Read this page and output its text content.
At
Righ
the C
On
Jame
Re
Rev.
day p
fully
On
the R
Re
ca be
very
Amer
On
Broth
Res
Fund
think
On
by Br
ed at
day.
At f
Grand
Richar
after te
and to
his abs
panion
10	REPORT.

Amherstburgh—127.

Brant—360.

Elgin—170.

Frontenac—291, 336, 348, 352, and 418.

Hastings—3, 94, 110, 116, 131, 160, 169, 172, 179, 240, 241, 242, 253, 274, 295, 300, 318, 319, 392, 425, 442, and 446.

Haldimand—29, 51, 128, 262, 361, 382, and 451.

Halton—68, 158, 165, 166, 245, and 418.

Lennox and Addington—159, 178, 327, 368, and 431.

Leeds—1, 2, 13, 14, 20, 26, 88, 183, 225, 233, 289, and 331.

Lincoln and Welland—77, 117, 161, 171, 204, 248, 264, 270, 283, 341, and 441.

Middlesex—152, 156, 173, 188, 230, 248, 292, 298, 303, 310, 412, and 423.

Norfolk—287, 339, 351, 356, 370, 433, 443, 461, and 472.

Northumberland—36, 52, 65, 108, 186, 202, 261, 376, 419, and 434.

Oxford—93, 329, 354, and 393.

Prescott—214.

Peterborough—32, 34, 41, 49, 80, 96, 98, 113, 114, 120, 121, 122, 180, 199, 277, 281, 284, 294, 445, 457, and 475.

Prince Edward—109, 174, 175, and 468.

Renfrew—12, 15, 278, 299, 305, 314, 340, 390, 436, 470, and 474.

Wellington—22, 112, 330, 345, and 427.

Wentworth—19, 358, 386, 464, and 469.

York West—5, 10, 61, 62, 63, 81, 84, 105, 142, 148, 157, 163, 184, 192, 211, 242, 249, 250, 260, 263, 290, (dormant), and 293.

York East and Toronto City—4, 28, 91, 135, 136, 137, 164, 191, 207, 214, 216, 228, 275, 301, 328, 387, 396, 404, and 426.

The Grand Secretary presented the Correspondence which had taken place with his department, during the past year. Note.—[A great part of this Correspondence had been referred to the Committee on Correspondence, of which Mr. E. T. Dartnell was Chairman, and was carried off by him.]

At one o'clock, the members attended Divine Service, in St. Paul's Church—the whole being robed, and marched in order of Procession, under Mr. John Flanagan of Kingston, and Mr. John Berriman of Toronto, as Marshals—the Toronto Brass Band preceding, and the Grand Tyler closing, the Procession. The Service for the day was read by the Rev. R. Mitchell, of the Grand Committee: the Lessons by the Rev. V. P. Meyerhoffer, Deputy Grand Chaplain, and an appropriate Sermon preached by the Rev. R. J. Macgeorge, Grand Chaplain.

========================================

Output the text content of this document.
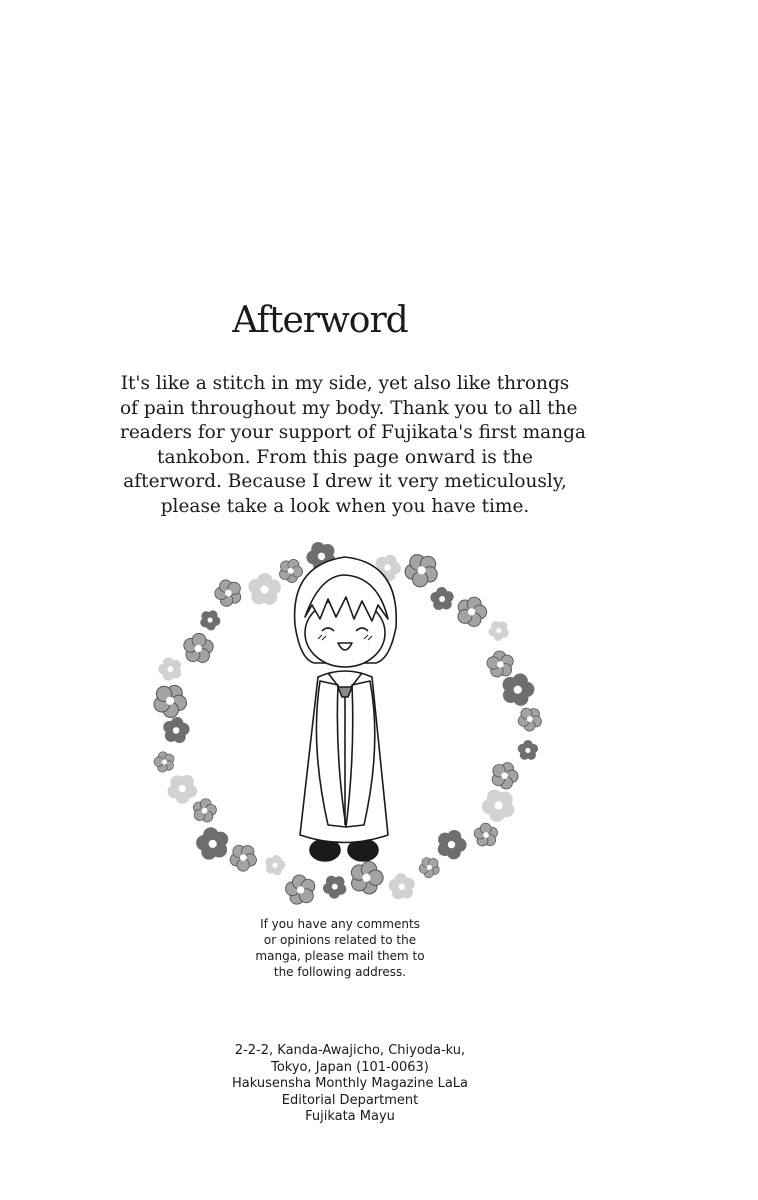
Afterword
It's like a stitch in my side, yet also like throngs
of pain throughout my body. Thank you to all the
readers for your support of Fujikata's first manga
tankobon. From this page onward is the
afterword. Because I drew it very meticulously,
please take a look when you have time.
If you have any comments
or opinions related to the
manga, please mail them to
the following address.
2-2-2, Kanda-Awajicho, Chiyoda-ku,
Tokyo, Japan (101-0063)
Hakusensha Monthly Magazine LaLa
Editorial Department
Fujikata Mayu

========================================

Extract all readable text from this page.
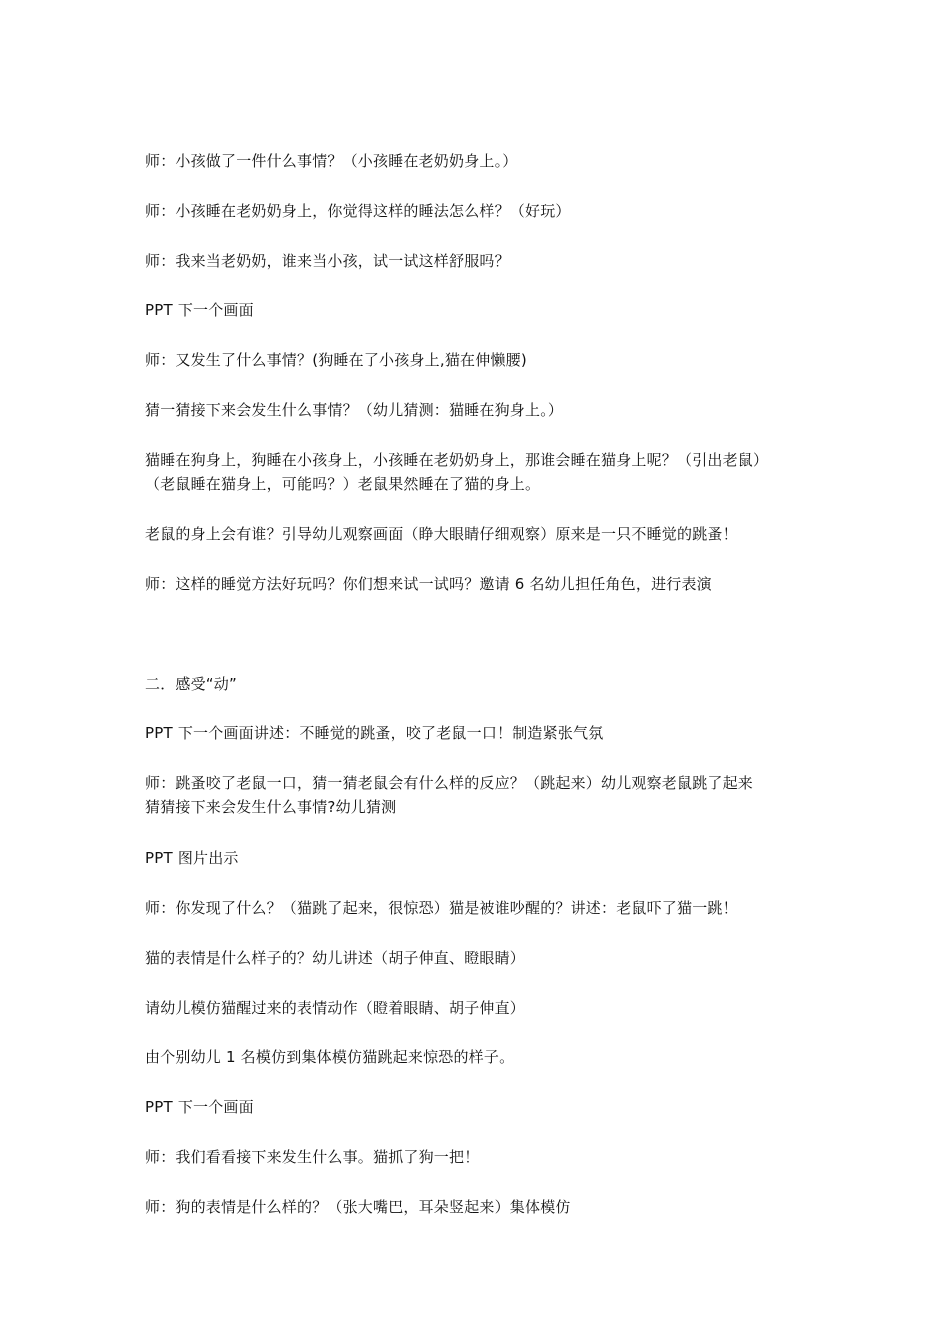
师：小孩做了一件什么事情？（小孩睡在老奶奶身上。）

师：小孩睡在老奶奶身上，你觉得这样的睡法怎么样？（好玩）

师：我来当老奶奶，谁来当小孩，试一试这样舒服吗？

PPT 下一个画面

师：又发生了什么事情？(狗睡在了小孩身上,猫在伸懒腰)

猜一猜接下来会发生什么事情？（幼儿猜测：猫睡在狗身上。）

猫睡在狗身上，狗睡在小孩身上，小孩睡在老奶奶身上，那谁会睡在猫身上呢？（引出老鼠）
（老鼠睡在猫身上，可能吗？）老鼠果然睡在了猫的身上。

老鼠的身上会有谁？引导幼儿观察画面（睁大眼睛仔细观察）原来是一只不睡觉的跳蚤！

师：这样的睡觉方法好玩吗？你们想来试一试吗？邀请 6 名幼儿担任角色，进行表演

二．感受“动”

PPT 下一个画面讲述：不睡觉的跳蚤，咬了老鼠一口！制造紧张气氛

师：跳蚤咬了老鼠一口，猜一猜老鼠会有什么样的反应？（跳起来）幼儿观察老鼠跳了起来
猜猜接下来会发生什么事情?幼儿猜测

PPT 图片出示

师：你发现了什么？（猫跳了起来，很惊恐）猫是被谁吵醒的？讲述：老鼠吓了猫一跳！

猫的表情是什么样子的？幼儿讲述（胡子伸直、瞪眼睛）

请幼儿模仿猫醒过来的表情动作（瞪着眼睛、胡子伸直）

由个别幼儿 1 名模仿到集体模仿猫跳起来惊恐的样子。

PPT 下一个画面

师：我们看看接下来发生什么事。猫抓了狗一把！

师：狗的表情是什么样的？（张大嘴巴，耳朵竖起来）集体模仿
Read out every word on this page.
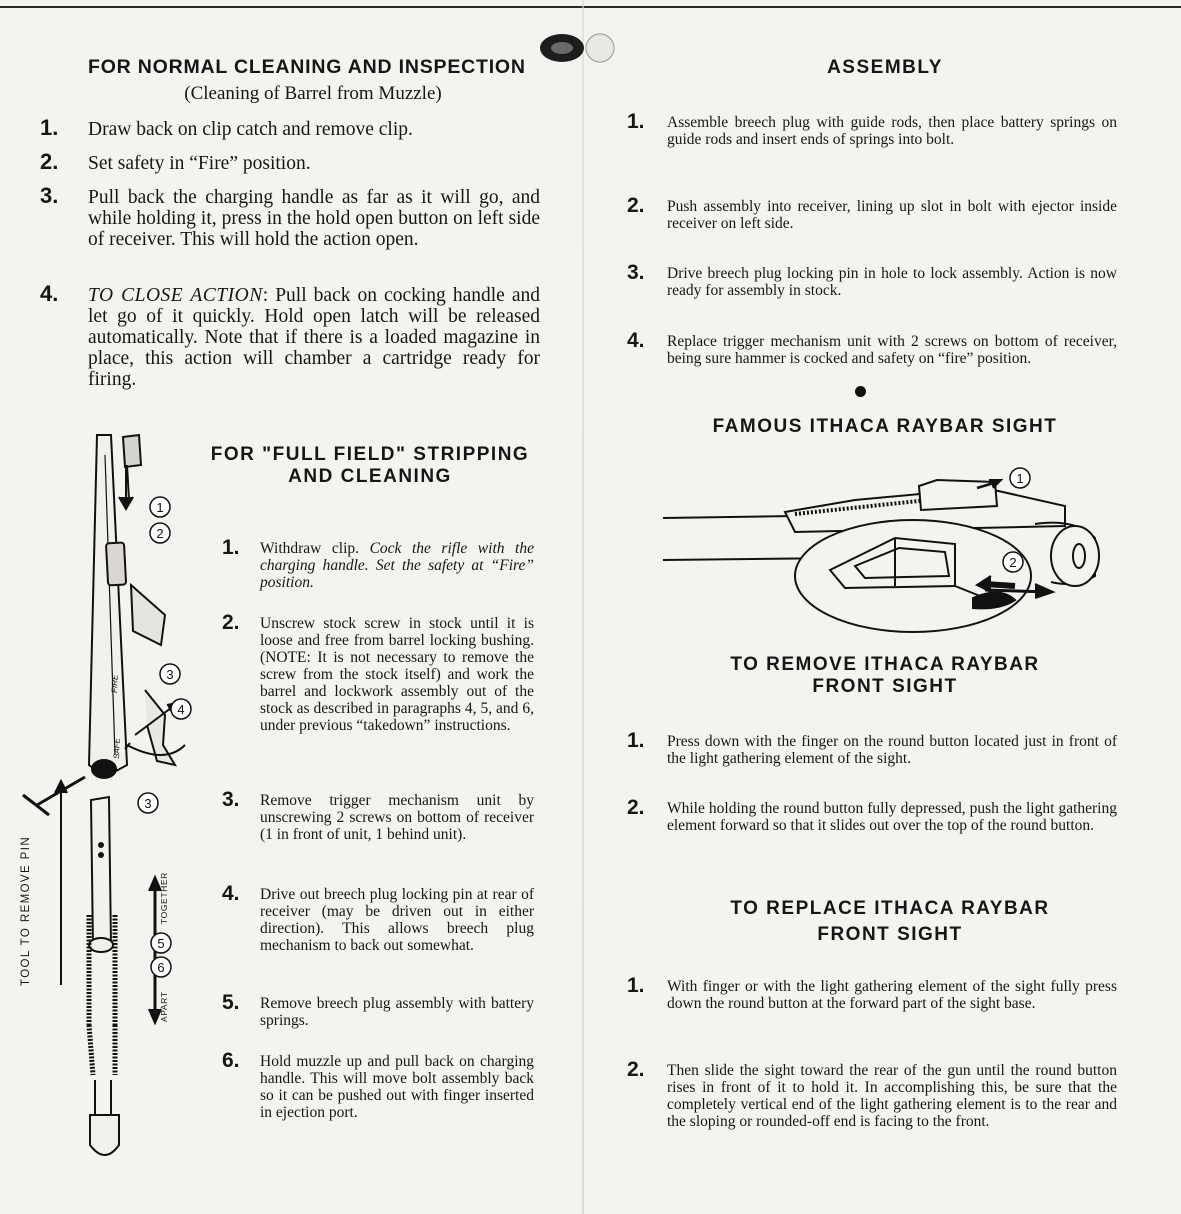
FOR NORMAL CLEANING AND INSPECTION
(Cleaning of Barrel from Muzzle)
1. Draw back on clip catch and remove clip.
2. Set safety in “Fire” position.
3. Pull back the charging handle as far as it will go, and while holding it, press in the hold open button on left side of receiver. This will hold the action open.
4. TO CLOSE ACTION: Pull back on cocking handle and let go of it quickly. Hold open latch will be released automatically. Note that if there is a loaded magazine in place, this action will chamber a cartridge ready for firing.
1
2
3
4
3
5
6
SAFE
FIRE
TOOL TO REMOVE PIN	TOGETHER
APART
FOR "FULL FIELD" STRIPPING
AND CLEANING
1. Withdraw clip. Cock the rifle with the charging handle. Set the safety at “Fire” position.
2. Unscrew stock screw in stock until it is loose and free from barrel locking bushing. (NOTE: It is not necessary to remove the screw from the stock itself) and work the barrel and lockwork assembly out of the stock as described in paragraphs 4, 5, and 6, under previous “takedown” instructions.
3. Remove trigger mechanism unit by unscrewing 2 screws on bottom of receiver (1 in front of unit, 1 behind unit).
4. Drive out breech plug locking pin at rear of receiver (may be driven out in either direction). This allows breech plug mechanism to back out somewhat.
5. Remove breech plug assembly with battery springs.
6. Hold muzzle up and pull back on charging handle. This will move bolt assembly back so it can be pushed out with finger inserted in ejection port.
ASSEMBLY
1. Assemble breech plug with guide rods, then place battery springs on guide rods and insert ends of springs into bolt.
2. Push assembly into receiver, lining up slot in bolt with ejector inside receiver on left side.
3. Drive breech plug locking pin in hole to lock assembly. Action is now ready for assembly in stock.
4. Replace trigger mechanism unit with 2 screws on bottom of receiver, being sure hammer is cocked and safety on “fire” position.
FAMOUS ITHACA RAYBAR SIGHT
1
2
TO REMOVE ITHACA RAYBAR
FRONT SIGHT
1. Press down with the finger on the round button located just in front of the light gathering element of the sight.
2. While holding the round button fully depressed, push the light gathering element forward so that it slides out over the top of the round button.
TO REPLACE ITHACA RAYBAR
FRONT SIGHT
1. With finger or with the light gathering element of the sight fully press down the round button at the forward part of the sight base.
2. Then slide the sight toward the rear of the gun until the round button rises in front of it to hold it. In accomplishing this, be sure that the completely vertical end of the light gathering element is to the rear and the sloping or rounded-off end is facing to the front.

========================================

Exercise goal:
Which lines hold the string "小孩睡在老奶奶身上"? Copy all of them from the data above.

Written answer:
师：小孩做了一件什么事情？（小孩睡在老奶奶身上。）
师：小孩睡在老奶奶身上，你觉得这样的睡法怎么样？（好玩）
猫睡在狗身上，狗睡在小孩身上，小孩睡在老奶奶身上，那谁会睡在猫身上呢？（引出老鼠）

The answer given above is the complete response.